_WORK REQUIRED_. Copy out the entries exactly, from the first line to the last.

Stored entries
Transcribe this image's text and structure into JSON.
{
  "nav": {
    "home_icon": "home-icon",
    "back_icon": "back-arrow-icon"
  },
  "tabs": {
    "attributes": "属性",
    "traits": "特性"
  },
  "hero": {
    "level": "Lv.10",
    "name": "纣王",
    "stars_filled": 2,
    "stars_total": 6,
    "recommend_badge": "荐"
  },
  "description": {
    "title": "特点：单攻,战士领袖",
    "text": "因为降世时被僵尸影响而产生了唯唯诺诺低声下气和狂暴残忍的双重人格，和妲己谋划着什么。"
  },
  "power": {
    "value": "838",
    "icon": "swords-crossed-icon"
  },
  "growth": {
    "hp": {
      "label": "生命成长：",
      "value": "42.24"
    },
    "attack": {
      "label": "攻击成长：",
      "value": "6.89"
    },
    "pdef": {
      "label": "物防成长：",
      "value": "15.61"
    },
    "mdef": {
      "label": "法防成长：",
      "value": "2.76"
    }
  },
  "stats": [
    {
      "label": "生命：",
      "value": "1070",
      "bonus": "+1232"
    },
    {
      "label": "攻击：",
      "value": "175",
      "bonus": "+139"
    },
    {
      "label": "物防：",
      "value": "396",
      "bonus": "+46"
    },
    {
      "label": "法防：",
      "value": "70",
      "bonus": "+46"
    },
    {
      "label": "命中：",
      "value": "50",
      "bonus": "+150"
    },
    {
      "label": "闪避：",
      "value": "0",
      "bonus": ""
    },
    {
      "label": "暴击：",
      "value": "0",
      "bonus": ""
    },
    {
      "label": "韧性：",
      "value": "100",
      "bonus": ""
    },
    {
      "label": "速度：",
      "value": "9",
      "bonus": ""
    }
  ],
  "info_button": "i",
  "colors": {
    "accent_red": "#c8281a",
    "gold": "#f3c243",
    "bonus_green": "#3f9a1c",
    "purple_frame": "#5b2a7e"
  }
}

_ANSWER BELOW_.
Transcribe this image's text and structure into JSON.
{
  "nav": {
    "home_icon": "home-icon",
    "back_icon": "back-arrow-icon"
  },
  "tabs": {
    "attributes": "属性",
    "traits": "特性"
  },
  "hero": {
    "level": "Lv.10",
    "name": "纣王",
    "stars_filled": 2,
    "stars_total": 6,
    "recommend_badge": "荐"
  },
  "description": {
    "title": "特点：单攻,战士领袖",
    "text": "因为降世时被僵尸影响而产生了唯唯诺诺低声下气和狂暴残忍的双重人格，和妲己谋划着什么。"
  },
  "power": {
    "value": "838",
    "icon": "swords-crossed-icon"
  },
  "growth": {
    "hp": {
      "label": "生命成长：",
      "value": "42.24"
    },
    "attack": {
      "label": "攻击成长：",
      "value": "6.89"
    },
    "pdef": {
      "label": "物防成长：",
      "value": "15.61"
    },
    "mdef": {
      "label": "法防成长：",
      "value": "2.76"
    }
  },
  "stats": [
    {
      "label": "生命：",
      "value": "1070",
      "bonus": "+1232"
    },
    {
      "label": "攻击：",
      "value": "175",
      "bonus": "+139"
    },
    {
      "label": "物防：",
      "value": "396",
      "bonus": "+46"
    },
    {
      "label": "法防：",
      "value": "70",
      "bonus": "+46"
    },
    {
      "label": "命中：",
      "value": "50",
      "bonus": "+150"
    },
    {
      "label": "闪避：",
      "value": "0",
      "bonus": ""
    },
    {
      "label": "暴击：",
      "value": "0",
      "bonus": ""
    },
    {
      "label": "韧性：",
      "value": "100",
      "bonus": ""
    },
    {
      "label": "速度：",
      "value": "9",
      "bonus": ""
    }
  ],
  "info_button": "i",
  "colors": {
    "accent_red": "#c8281a",
    "gold": "#f3c243",
    "bonus_green": "#3f9a1c",
    "purple_frame": "#5b2a7e"
  }
}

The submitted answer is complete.